Reproduce all of the data that follows, character for character.

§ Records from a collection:
════════
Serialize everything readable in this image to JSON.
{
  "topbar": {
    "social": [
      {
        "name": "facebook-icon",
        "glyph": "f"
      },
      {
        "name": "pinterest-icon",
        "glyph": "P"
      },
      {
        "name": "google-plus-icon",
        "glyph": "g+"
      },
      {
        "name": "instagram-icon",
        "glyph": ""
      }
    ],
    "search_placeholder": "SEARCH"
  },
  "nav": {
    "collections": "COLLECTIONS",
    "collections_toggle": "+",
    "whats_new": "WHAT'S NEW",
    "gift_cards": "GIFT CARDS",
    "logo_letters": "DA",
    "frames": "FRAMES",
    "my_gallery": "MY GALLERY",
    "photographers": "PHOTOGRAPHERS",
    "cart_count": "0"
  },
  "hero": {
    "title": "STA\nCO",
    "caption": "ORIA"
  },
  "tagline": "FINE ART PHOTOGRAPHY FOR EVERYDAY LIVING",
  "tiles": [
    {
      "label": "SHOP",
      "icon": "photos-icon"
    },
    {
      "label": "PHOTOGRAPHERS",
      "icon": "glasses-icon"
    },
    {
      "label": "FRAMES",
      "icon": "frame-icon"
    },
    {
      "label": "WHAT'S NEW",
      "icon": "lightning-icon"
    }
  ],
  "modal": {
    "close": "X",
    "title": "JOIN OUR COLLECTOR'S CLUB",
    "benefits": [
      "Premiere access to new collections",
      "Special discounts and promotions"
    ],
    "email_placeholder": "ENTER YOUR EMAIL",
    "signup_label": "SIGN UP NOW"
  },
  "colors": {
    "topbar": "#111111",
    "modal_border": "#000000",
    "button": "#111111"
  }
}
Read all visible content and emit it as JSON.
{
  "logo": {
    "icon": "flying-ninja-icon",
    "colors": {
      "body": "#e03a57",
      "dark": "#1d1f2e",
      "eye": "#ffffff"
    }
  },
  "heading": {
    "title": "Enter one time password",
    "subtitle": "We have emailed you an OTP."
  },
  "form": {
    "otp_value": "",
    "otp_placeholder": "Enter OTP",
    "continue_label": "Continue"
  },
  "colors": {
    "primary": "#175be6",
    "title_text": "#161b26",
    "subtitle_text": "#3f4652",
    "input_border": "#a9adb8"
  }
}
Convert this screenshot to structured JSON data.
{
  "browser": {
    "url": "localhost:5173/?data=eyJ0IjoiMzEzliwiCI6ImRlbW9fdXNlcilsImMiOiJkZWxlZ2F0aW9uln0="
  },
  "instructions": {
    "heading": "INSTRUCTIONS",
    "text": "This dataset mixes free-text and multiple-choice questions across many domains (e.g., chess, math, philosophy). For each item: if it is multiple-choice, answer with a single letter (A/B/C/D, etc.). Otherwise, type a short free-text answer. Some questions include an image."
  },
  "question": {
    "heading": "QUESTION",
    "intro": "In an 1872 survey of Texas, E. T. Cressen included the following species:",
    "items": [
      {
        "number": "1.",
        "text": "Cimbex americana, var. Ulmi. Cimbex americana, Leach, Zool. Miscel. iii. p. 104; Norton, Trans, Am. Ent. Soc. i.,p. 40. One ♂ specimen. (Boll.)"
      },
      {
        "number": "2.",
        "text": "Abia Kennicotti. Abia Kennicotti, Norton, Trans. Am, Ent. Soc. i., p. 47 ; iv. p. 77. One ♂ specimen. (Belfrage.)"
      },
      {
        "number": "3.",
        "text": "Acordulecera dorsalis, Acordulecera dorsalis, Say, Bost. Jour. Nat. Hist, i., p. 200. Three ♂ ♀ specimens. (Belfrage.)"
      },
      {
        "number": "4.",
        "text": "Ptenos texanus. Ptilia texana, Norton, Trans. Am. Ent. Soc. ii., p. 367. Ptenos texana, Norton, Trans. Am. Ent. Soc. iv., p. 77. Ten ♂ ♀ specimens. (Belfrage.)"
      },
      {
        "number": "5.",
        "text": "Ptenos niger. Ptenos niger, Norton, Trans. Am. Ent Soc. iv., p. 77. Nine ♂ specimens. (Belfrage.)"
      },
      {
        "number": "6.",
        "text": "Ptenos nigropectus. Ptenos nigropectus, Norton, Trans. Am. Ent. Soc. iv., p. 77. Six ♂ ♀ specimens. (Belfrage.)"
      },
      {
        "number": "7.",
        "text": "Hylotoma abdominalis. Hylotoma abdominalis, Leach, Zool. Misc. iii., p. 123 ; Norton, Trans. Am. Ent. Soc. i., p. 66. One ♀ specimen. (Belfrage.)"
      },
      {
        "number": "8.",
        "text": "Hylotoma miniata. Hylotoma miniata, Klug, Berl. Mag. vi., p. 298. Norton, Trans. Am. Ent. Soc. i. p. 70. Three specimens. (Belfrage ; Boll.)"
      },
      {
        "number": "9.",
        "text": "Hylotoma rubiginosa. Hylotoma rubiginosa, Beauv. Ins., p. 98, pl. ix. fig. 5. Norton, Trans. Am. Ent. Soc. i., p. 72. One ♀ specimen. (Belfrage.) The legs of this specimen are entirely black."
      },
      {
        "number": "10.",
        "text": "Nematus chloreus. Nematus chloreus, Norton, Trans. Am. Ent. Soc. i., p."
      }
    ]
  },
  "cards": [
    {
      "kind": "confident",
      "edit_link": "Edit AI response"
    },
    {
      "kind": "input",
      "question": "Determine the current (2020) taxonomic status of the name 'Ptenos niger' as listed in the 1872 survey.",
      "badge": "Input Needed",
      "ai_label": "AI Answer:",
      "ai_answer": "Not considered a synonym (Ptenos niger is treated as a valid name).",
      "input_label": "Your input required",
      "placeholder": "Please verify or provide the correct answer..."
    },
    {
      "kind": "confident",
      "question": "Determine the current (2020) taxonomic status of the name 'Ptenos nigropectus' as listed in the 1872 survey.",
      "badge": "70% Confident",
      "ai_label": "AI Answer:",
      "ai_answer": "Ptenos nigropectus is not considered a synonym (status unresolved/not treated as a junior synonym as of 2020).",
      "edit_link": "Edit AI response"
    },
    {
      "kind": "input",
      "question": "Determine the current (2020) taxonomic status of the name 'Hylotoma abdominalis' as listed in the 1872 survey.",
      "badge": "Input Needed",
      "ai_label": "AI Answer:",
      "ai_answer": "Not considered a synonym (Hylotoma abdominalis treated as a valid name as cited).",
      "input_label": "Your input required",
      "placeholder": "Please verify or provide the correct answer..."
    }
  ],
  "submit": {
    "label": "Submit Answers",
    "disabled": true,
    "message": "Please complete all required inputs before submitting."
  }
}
════════
§ FINISHED EXERCISE:
Serialize everything readable in this image to JSON.
{
  "topbar": {
    "social": [
      {
        "name": "facebook-icon",
        "glyph": "f"
      },
      {
        "name": "pinterest-icon",
        "glyph": "P"
      },
      {
        "name": "google-plus-icon",
        "glyph": "g+"
      },
      {
        "name": "instagram-icon",
        "glyph": ""
      }
    ],
    "search_placeholder": "SEARCH"
  },
  "nav": {
    "collections": "COLLECTIONS",
    "collections_toggle": "+",
    "whats_new": "WHAT'S NEW",
    "gift_cards": "GIFT CARDS",
    "logo_letters": "DA",
    "frames": "FRAMES",
    "my_gallery": "MY GALLERY",
    "photographers": "PHOTOGRAPHERS",
    "cart_count": "0"
  },
  "hero": {
    "title": "STA\nCO",
    "caption": "ORIA"
  },
  "tagline": "FINE ART PHOTOGRAPHY FOR EVERYDAY LIVING",
  "tiles": [
    {
      "label": "SHOP",
      "icon": "photos-icon"
    },
    {
      "label": "PHOTOGRAPHERS",
      "icon": "glasses-icon"
    },
    {
      "label": "FRAMES",
      "icon": "frame-icon"
    },
    {
      "label": "WHAT'S NEW",
      "icon": "lightning-icon"
    }
  ],
  "modal": {
    "close": "X",
    "title": "JOIN OUR COLLECTOR'S CLUB",
    "benefits": [
      "Premiere access to new collections",
      "Special discounts and promotions"
    ],
    "email_placeholder": "ENTER YOUR EMAIL",
    "signup_label": "SIGN UP NOW"
  },
  "colors": {
    "topbar": "#111111",
    "modal_border": "#000000",
    "button": "#111111"
  }
}
Read all visible content and emit it as JSON.
{
  "logo": {
    "icon": "flying-ninja-icon",
    "colors": {
      "body": "#e03a57",
      "dark": "#1d1f2e",
      "eye": "#ffffff"
    }
  },
  "heading": {
    "title": "Enter one time password",
    "subtitle": "We have emailed you an OTP."
  },
  "form": {
    "otp_value": "",
    "otp_placeholder": "Enter OTP",
    "continue_label": "Continue"
  },
  "colors": {
    "primary": "#175be6",
    "title_text": "#161b26",
    "subtitle_text": "#3f4652",
    "input_border": "#a9adb8"
  }
}
Convert this screenshot to structured JSON data.
{
  "browser": {
    "url": "localhost:5173/?data=eyJ0IjoiMzEzliwiCI6ImRlbW9fdXNlcilsImMiOiJkZWxlZ2F0aW9uln0="
  },
  "instructions": {
    "heading": "INSTRUCTIONS",
    "text": "This dataset mixes free-text and multiple-choice questions across many domains (e.g., chess, math, philosophy). For each item: if it is multiple-choice, answer with a single letter (A/B/C/D, etc.). Otherwise, type a short free-text answer. Some questions include an image."
  },
  "question": {
    "heading": "QUESTION",
    "intro": "In an 1872 survey of Texas, E. T. Cressen included the following species:",
    "items": [
      {
        "number": "1.",
        "text": "Cimbex americana, var. Ulmi. Cimbex americana, Leach, Zool. Miscel. iii. p. 104; Norton, Trans, Am. Ent. Soc. i.,p. 40. One ♂ specimen. (Boll.)"
      },
      {
        "number": "2.",
        "text": "Abia Kennicotti. Abia Kennicotti, Norton, Trans. Am, Ent. Soc. i., p. 47 ; iv. p. 77. One ♂ specimen. (Belfrage.)"
      },
      {
        "number": "3.",
        "text": "Acordulecera dorsalis, Acordulecera dorsalis, Say, Bost. Jour. Nat. Hist, i., p. 200. Three ♂ ♀ specimens. (Belfrage.)"
      },
      {
        "number": "4.",
        "text": "Ptenos texanus. Ptilia texana, Norton, Trans. Am. Ent. Soc. ii., p. 367. Ptenos texana, Norton, Trans. Am. Ent. Soc. iv., p. 77. Ten ♂ ♀ specimens. (Belfrage.)"
      },
      {
        "number": "5.",
        "text": "Ptenos niger. Ptenos niger, Norton, Trans. Am. Ent Soc. iv., p. 77. Nine ♂ specimens. (Belfrage.)"
      },
      {
        "number": "6.",
        "text": "Ptenos nigropectus. Ptenos nigropectus, Norton, Trans. Am. Ent. Soc. iv., p. 77. Six ♂ ♀ specimens. (Belfrage.)"
      },
      {
        "number": "7.",
        "text": "Hylotoma abdominalis. Hylotoma abdominalis, Leach, Zool. Misc. iii., p. 123 ; Norton, Trans. Am. Ent. Soc. i., p. 66. One ♀ specimen. (Belfrage.)"
      },
      {
        "number": "8.",
        "text": "Hylotoma miniata. Hylotoma miniata, Klug, Berl. Mag. vi., p. 298. Norton, Trans. Am. Ent. Soc. i. p. 70. Three specimens. (Belfrage ; Boll.)"
      },
      {
        "number": "9.",
        "text": "Hylotoma rubiginosa. Hylotoma rubiginosa, Beauv. Ins., p. 98, pl. ix. fig. 5. Norton, Trans. Am. Ent. Soc. i., p. 72. One ♀ specimen. (Belfrage.) The legs of this specimen are entirely black."
      },
      {
        "number": "10.",
        "text": "Nematus chloreus. Nematus chloreus, Norton, Trans. Am. Ent. Soc. i., p."
      }
    ]
  },
  "cards": [
    {
      "kind": "confident",
      "edit_link": "Edit AI response"
    },
    {
      "kind": "input",
      "question": "Determine the current (2020) taxonomic status of the name 'Ptenos niger' as listed in the 1872 survey.",
      "badge": "Input Needed",
      "ai_label": "AI Answer:",
      "ai_answer": "Not considered a synonym (Ptenos niger is treated as a valid name).",
      "input_label": "Your input required",
      "placeholder": "Please verify or provide the correct answer..."
    },
    {
      "kind": "confident",
      "question": "Determine the current (2020) taxonomic status of the name 'Ptenos nigropectus' as listed in the 1872 survey.",
      "badge": "70% Confident",
      "ai_label": "AI Answer:",
      "ai_answer": "Ptenos nigropectus is not considered a synonym (status unresolved/not treated as a junior synonym as of 2020).",
      "edit_link": "Edit AI response"
    },
    {
      "kind": "input",
      "question": "Determine the current (2020) taxonomic status of the name 'Hylotoma abdominalis' as listed in the 1872 survey.",
      "badge": "Input Needed",
      "ai_label": "AI Answer:",
      "ai_answer": "Not considered a synonym (Hylotoma abdominalis treated as a valid name as cited).",
      "input_label": "Your input required",
      "placeholder": "Please verify or provide the correct answer..."
    }
  ],
  "submit": {
    "label": "Submit Answers",
    "disabled": true,
    "message": "Please complete all required inputs before submitting."
  }
}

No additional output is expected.